* [Collected data]
☆ ☆ ☆ ☆ ☆
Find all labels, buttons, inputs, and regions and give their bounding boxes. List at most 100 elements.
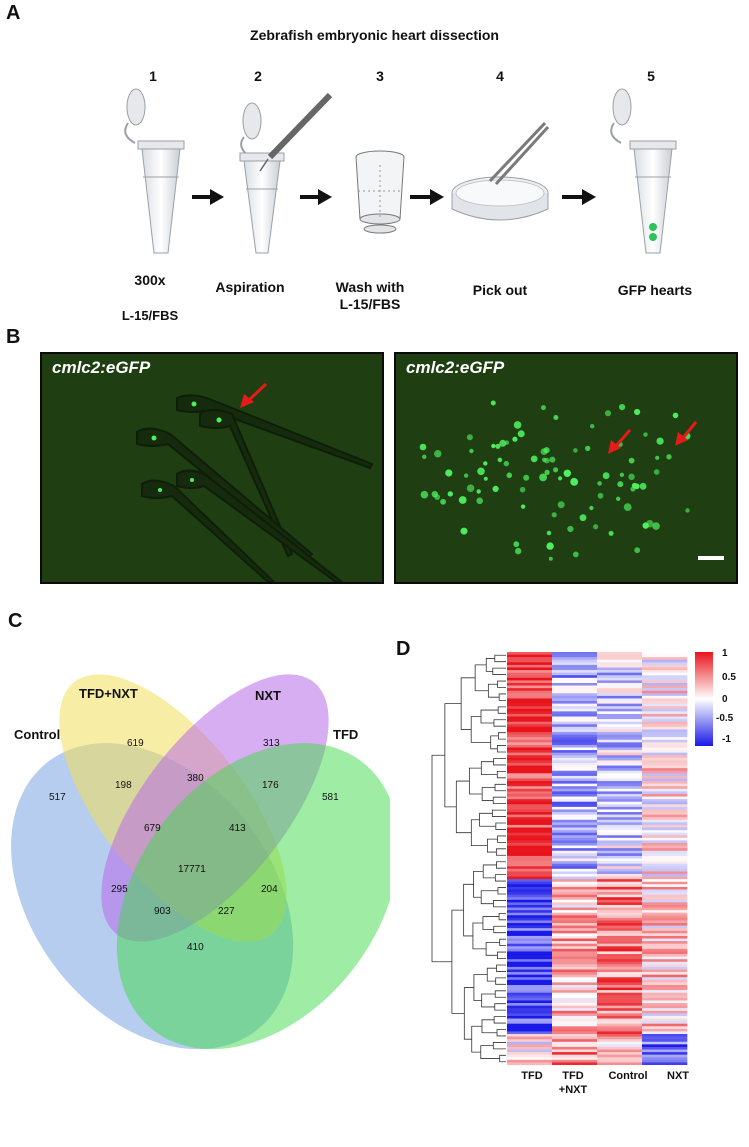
heatmap-cell: [507, 762, 553, 766]
gfp-heart-dot: [551, 512, 557, 518]
heatmap-cell: [597, 734, 643, 738]
heatmap-cell: [507, 1018, 553, 1022]
heatmap-cell: [552, 796, 598, 800]
heatmap-cell: [552, 990, 598, 994]
heatmap-cell: [552, 724, 598, 728]
heatmap-cell: [507, 850, 553, 854]
heatmap-cell: [597, 724, 643, 728]
heatmap-cell: [552, 713, 598, 717]
heatmap-cell: [597, 1008, 643, 1012]
heatmap-cell: [642, 899, 688, 903]
gfp-heart-dot: [447, 491, 453, 497]
heatmap-cell: [552, 814, 598, 818]
larvae-image: [136, 382, 374, 582]
heatmap-cell: [597, 1039, 643, 1043]
heatmap-cell: [552, 897, 598, 901]
heatmap-cell: [507, 961, 553, 965]
gfp-heart-dot: [572, 551, 579, 558]
heatmap-cell: [597, 876, 643, 880]
heatmap-cell: [597, 747, 643, 751]
heatmap-cell: [597, 837, 643, 841]
heatmap-cell: [642, 997, 688, 1001]
heatmap-cell: [597, 928, 643, 932]
heatmap-cell: [597, 992, 643, 996]
dendrogram-branch: [486, 967, 497, 982]
heatmap-cell: [597, 775, 643, 779]
dendrogram-branch: [479, 812, 496, 827]
heatmap-cell: [507, 781, 553, 784]
heatmap-cell: [507, 783, 553, 787]
heatmap-cell: [507, 835, 553, 839]
heatmap-cell: [642, 930, 688, 934]
heatmap-cell: [507, 866, 553, 870]
heatmap-cell: [642, 1015, 688, 1019]
heatmap-cell: [552, 711, 598, 715]
dendrogram-branch: [494, 874, 506, 882]
dendrogram-branch: [498, 912, 506, 921]
heatmap-cell: [552, 928, 598, 932]
heatmap-cell: [597, 781, 643, 784]
heatmap-cell: [642, 1005, 688, 1009]
heatmap-cell: [552, 861, 598, 864]
dendrogram-branch: [482, 916, 500, 930]
heatmap-cell: [507, 902, 553, 906]
heatmap-cell: [552, 778, 598, 782]
heatmap-cell: [552, 801, 598, 805]
heatmap-cell: [552, 1052, 598, 1055]
heatmap-cell: [552, 824, 598, 828]
heatmap-cell: [642, 1041, 688, 1045]
heatmap-cell: [597, 739, 643, 743]
heatmap-cell: [552, 889, 598, 893]
heatmap-cell: [597, 1028, 643, 1032]
heatmap-cell: [507, 899, 553, 903]
venn-count-tfdnxt-nxt: 380: [187, 773, 204, 784]
heatmap-cell: [552, 1041, 598, 1045]
heatmap-cell: [642, 662, 688, 666]
heatmap-cell: [552, 925, 598, 929]
gfp-heart-dot: [655, 455, 660, 460]
heatmap-cell: [642, 824, 688, 828]
heatmap-cell: [507, 732, 553, 735]
venn-count-all: 17771: [178, 864, 206, 875]
heatmap-cell: [552, 946, 598, 950]
gfp-heart-dot: [666, 454, 672, 460]
heatmap-cell: [552, 750, 598, 753]
heatmap-cell: [552, 1005, 598, 1009]
heatmap-cell: [642, 889, 688, 893]
heatmap-cell: [507, 721, 553, 725]
heatmap-cell: [597, 987, 643, 991]
gfp-heart-dot: [590, 424, 595, 429]
heatmap-cell: [507, 806, 553, 810]
heatmap-cell: [597, 713, 643, 717]
heatmap-cell: [507, 1044, 553, 1048]
heatmap-col-label-tfd-nxt-line-1: TFD: [562, 1070, 584, 1082]
heatmap-cell: [552, 1049, 598, 1053]
heatmap-cell: [597, 750, 643, 753]
heatmap-cell: [552, 667, 598, 671]
heatmap-cell: [507, 659, 553, 663]
heatmap-cell: [507, 716, 553, 720]
heatmap-cell: [597, 889, 643, 893]
heatmap-cell: [507, 1052, 553, 1055]
heatmap-cell: [507, 1021, 553, 1024]
heatmap-cell: [642, 873, 688, 877]
heatmap-cell: [642, 750, 688, 753]
gfp-heart-dot: [579, 514, 587, 522]
gfp-heart-dot: [458, 496, 467, 504]
heatmap-cell: [552, 809, 598, 813]
heatmap-cell: [597, 956, 643, 960]
heatmap-cell: [552, 698, 598, 702]
heatmap-cell: [507, 868, 553, 872]
heatmap-cell: [597, 721, 643, 725]
panel-letter-d: D: [396, 638, 411, 660]
heatmap-cell: [597, 943, 643, 947]
heatmap-cell: [507, 1034, 553, 1037]
tube-1: [124, 88, 185, 254]
heatmap-cell: [642, 884, 688, 888]
heatmap-cell: [552, 726, 598, 730]
step-number-5: 5: [647, 68, 655, 84]
red-arrow-heart-2: [675, 421, 698, 446]
colorbar-tick-neg-1: -1: [722, 734, 731, 745]
scale-bar: [698, 556, 724, 560]
heatmap-cell: [507, 979, 553, 983]
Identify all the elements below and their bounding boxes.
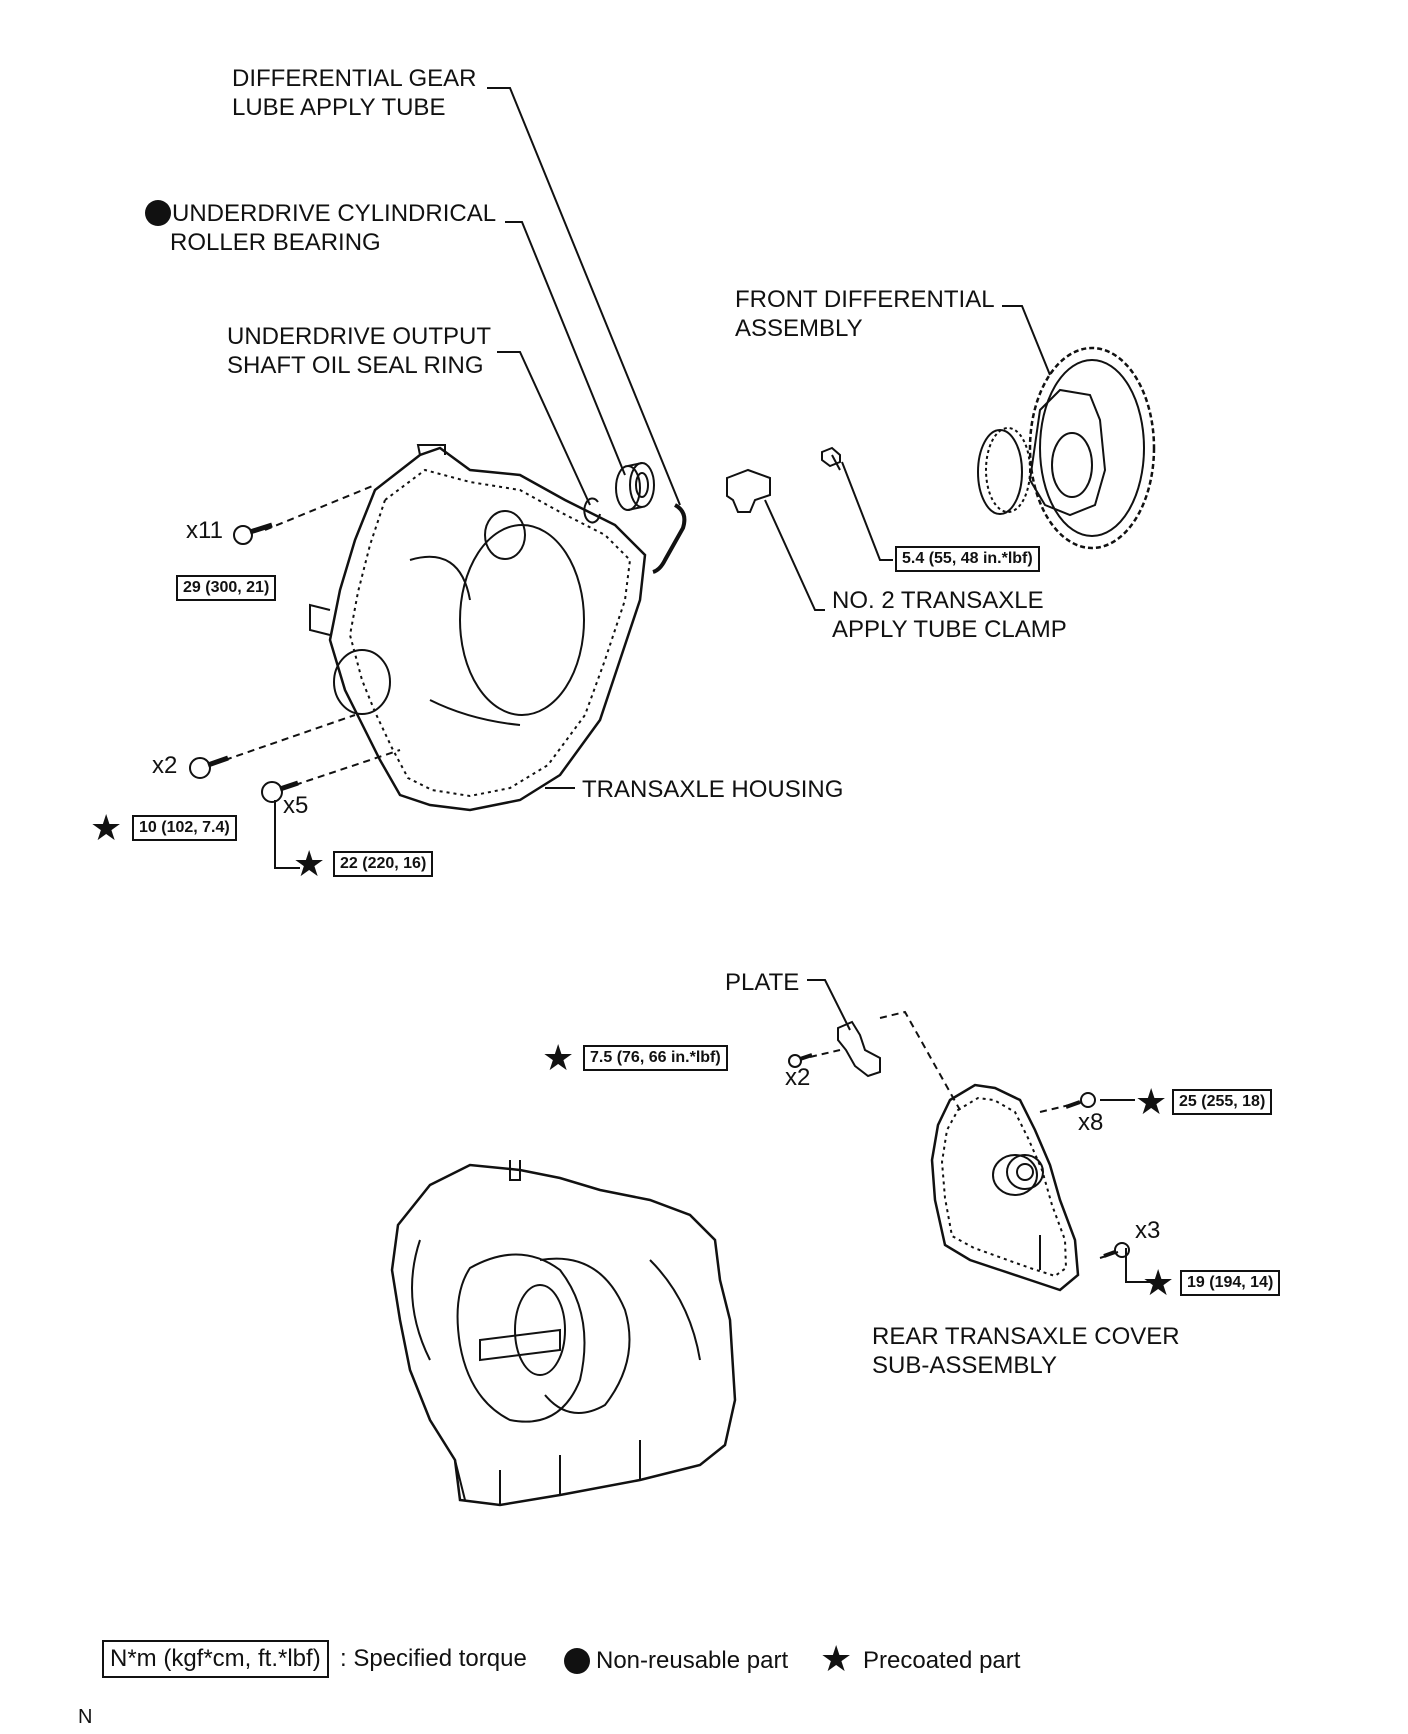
underdrive-output-shaft-oil-seal-ring <box>583 497 601 524</box>
dash-line-x11 <box>264 484 376 531</box>
bolt-x11 <box>233 522 273 545</box>
torque-25: 25 (255, 18) <box>1172 1089 1273 1115</box>
qty-x3: x3 <box>1135 1217 1161 1244</box>
bolt-x8 <box>1065 1092 1096 1109</box>
plate-part <box>837 1020 881 1078</box>
qty-x11: x11 <box>186 517 223 544</box>
transaxle-housing <box>309 444 647 812</box>
dash-line-x2 <box>224 714 356 761</box>
qty-x2-plate: x2 <box>785 1064 811 1091</box>
leader-front-diff <box>1002 305 1051 376</box>
precoated-star-icon: ★ <box>293 843 326 884</box>
bolt-7-5 <box>788 1053 813 1068</box>
label-front-diff-line1: FRONT DIFFERENTIAL <box>735 286 995 313</box>
legend-precoated: Precoated part <box>863 1647 1021 1674</box>
label-front-diff-line2: ASSEMBLY <box>735 315 863 342</box>
label-diff-tube-line2: LUBE APPLY TUBE <box>232 94 446 121</box>
differential-gear-lube-apply-tube <box>652 503 687 574</box>
precoated-star-icon: ★ <box>1142 1262 1175 1303</box>
leader-bolt-5-4 <box>841 461 893 561</box>
qty-x5: x5 <box>283 792 309 819</box>
bolt-5-4 <box>821 446 841 471</box>
label-bearing-line1: UNDERDRIVE CYLINDRICAL <box>172 200 497 227</box>
label-transaxle-housing: TRANSAXLE HOUSING <box>582 776 844 803</box>
leader-bearing <box>505 221 626 476</box>
dash-line-plate <box>879 1010 961 1111</box>
dash-line-7-5 <box>809 1049 841 1058</box>
qty-x2-housing: x2 <box>152 752 178 779</box>
label-seal-line1: UNDERDRIVE OUTPUT <box>227 323 492 350</box>
front-differential-assembly <box>977 346 1156 550</box>
label-bearing-line2: ROLLER BEARING <box>170 229 381 256</box>
label-rear-cover-line1: REAR TRANSAXLE COVER <box>872 1323 1180 1350</box>
leader-x3 <box>1125 1248 1150 1283</box>
leader-seal <box>497 351 591 506</box>
torque-10: 10 (102, 7.4) <box>132 815 237 841</box>
legend-torque-unit-box: N*m (kgf*cm, ft.*lbf) <box>102 1640 329 1678</box>
transaxle-case <box>390 1160 737 1507</box>
torque-7-5: 7.5 (76, 66 in.*lbf) <box>583 1045 728 1071</box>
non-reusable-dot-icon <box>145 200 171 226</box>
label-plate: PLATE <box>725 969 800 996</box>
bolt-x5 <box>261 780 299 803</box>
bolt-x2 <box>189 755 229 779</box>
leader-x5 <box>274 800 300 869</box>
label-clamp-line1: NO. 2 TRANSAXLE <box>832 587 1044 614</box>
qty-x8: x8 <box>1078 1109 1104 1136</box>
precoated-star-icon: ★ <box>1135 1081 1168 1122</box>
label-rear-cover-line2: SUB-ASSEMBLY <box>872 1352 1057 1379</box>
no2-transaxle-apply-tube-clamp <box>726 468 771 513</box>
torque-29: 29 (300, 21) <box>176 575 277 601</box>
torque-22: 22 (220, 16) <box>333 851 434 877</box>
torque-5-4: 5.4 (55, 48 in.*lbf) <box>895 546 1040 572</box>
dash-line-x5 <box>294 749 401 786</box>
leader-diff-tube <box>487 87 681 506</box>
torque-19: 19 (194, 14) <box>1180 1270 1281 1296</box>
bolt-x3 <box>1103 1242 1130 1258</box>
legend-non-reusable: Non-reusable part <box>596 1647 789 1674</box>
rear-transaxle-cover-sub-assembly <box>930 1083 1080 1292</box>
legend-specified-torque: : Specified torque <box>340 1645 527 1672</box>
footer-code: N <box>78 1706 93 1728</box>
label-diff-tube-line1: DIFFERENTIAL GEAR <box>232 65 477 92</box>
precoated-star-icon: ★ <box>542 1037 575 1078</box>
precoated-star-icon: ★ <box>90 807 123 848</box>
legend-precoated-star-icon: ★ <box>820 1638 853 1679</box>
leader-plate <box>807 979 851 1031</box>
underdrive-cylindrical-roller-bearing <box>615 462 655 511</box>
label-seal-line2: SHAFT OIL SEAL RING <box>227 352 484 379</box>
legend-non-reusable-dot-icon <box>564 1648 590 1674</box>
leader-clamp <box>764 499 825 611</box>
label-clamp-line2: APPLY TUBE CLAMP <box>832 616 1067 643</box>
☆ ☆ ☆ ☆ ☆
* [PROBLEM TO SOLVE] Transcribe the lines above without any changes, starting at the line containing "underdrive-output-shaft-oil-seal-ring <box>583 497" and ending at the line containing "label-front-diff-line1: FRONT DIFFERENTIAL".

* [ANSWER IN FULL]
underdrive-output-shaft-oil-seal-ring <box>583 497 601 524</box>
dash-line-x11 <box>264 484 376 531</box>
bolt-x11 <box>233 522 273 545</box>
torque-25: 25 (255, 18) <box>1172 1089 1273 1115</box>
qty-x3: x3 <box>1135 1217 1161 1244</box>
bolt-x8 <box>1065 1092 1096 1109</box>
plate-part <box>837 1020 881 1078</box>
qty-x11: x11 <box>186 517 223 544</box>
transaxle-housing <box>309 444 647 812</box>
dash-line-x2 <box>224 714 356 761</box>
qty-x2-plate: x2 <box>785 1064 811 1091</box>
leader-front-diff <box>1002 305 1051 376</box>
precoated-star-icon: ★ <box>293 843 326 884</box>
bolt-7-5 <box>788 1053 813 1068</box>
label-front-diff-line1: FRONT DIFFERENTIAL <box>735 286 995 313</box>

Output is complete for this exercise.